(Figure contents as structured data)
◆ ◆ ◆
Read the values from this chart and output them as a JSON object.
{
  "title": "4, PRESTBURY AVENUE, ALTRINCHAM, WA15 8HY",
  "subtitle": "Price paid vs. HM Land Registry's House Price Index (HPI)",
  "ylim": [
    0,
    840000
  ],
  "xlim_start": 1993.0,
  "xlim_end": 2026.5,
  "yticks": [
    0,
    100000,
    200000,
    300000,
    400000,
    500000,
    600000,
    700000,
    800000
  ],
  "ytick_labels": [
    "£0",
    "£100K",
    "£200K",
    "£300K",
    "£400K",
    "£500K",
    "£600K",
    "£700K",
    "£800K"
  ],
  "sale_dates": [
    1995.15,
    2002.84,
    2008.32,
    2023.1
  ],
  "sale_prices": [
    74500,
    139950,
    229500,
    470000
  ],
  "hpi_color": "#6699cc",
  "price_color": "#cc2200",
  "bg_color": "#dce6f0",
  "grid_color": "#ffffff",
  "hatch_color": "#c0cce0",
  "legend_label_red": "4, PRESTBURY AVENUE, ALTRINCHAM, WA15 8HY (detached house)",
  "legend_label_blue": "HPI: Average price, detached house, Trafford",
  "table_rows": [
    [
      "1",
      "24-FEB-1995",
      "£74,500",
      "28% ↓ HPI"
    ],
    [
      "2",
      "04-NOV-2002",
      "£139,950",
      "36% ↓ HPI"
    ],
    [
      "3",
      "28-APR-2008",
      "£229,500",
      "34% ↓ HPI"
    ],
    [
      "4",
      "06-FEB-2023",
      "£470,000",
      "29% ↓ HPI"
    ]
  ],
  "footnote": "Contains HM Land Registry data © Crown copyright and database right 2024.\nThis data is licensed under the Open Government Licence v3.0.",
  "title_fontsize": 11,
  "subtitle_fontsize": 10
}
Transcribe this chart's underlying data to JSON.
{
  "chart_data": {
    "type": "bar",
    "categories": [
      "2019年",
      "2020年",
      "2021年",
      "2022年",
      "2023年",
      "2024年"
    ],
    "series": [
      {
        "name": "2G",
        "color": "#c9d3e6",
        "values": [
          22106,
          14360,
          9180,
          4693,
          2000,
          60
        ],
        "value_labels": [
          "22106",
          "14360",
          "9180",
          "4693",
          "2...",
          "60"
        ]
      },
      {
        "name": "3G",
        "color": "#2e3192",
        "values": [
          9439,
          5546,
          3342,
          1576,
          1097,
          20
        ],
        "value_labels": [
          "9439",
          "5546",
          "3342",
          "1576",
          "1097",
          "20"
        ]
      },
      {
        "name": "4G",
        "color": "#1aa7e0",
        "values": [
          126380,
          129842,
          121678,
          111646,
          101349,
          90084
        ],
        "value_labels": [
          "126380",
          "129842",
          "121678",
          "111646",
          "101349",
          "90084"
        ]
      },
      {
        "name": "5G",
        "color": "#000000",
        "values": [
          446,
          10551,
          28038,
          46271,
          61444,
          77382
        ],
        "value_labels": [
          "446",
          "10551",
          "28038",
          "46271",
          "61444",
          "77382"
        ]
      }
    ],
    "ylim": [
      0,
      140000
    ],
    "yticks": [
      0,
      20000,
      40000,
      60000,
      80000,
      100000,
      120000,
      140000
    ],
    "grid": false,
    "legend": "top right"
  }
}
◆ ◆ ◆
_Aim:_ Write out the material from the first line to the last, exactly.

_Solved exercise:_
Read the values from this chart and output them as a JSON object.
{
  "title": "4, PRESTBURY AVENUE, ALTRINCHAM, WA15 8HY",
  "subtitle": "Price paid vs. HM Land Registry's House Price Index (HPI)",
  "ylim": [
    0,
    840000
  ],
  "xlim_start": 1993.0,
  "xlim_end": 2026.5,
  "yticks": [
    0,
    100000,
    200000,
    300000,
    400000,
    500000,
    600000,
    700000,
    800000
  ],
  "ytick_labels": [
    "£0",
    "£100K",
    "£200K",
    "£300K",
    "£400K",
    "£500K",
    "£600K",
    "£700K",
    "£800K"
  ],
  "sale_dates": [
    1995.15,
    2002.84,
    2008.32,
    2023.1
  ],
  "sale_prices": [
    74500,
    139950,
    229500,
    470000
  ],
  "hpi_color": "#6699cc",
  "price_color": "#cc2200",
  "bg_color": "#dce6f0",
  "grid_color": "#ffffff",
  "hatch_color": "#c0cce0",
  "legend_label_red": "4, PRESTBURY AVENUE, ALTRINCHAM, WA15 8HY (detached house)",
  "legend_label_blue": "HPI: Average price, detached house, Trafford",
  "table_rows": [
    [
      "1",
      "24-FEB-1995",
      "£74,500",
      "28% ↓ HPI"
    ],
    [
      "2",
      "04-NOV-2002",
      "£139,950",
      "36% ↓ HPI"
    ],
    [
      "3",
      "28-APR-2008",
      "£229,500",
      "34% ↓ HPI"
    ],
    [
      "4",
      "06-FEB-2023",
      "£470,000",
      "29% ↓ HPI"
    ]
  ],
  "footnote": "Contains HM Land Registry data © Crown copyright and database right 2024.\nThis data is licensed under the Open Government Licence v3.0.",
  "title_fontsize": 11,
  "subtitle_fontsize": 10
}
Transcribe this chart's underlying data to JSON.
{
  "chart_data": {
    "type": "bar",
    "categories": [
      "2019年",
      "2020年",
      "2021年",
      "2022年",
      "2023年",
      "2024年"
    ],
    "series": [
      {
        "name": "2G",
        "color": "#c9d3e6",
        "values": [
          22106,
          14360,
          9180,
          4693,
          2000,
          60
        ],
        "value_labels": [
          "22106",
          "14360",
          "9180",
          "4693",
          "2...",
          "60"
        ]
      },
      {
        "name": "3G",
        "color": "#2e3192",
        "values": [
          9439,
          5546,
          3342,
          1576,
          1097,
          20
        ],
        "value_labels": [
          "9439",
          "5546",
          "3342",
          "1576",
          "1097",
          "20"
        ]
      },
      {
        "name": "4G",
        "color": "#1aa7e0",
        "values": [
          126380,
          129842,
          121678,
          111646,
          101349,
          90084
        ],
        "value_labels": [
          "126380",
          "129842",
          "121678",
          "111646",
          "101349",
          "90084"
        ]
      },
      {
        "name": "5G",
        "color": "#000000",
        "values": [
          446,
          10551,
          28038,
          46271,
          61444,
          77382
        ],
        "value_labels": [
          "446",
          "10551",
          "28038",
          "46271",
          "61444",
          "77382"
        ]
      }
    ],
    "ylim": [
      0,
      140000
    ],
    "yticks": [
      0,
      20000,
      40000,
      60000,
      80000,
      100000,
      120000,
      140000
    ],
    "grid": false,
    "legend": "top right"
  }
}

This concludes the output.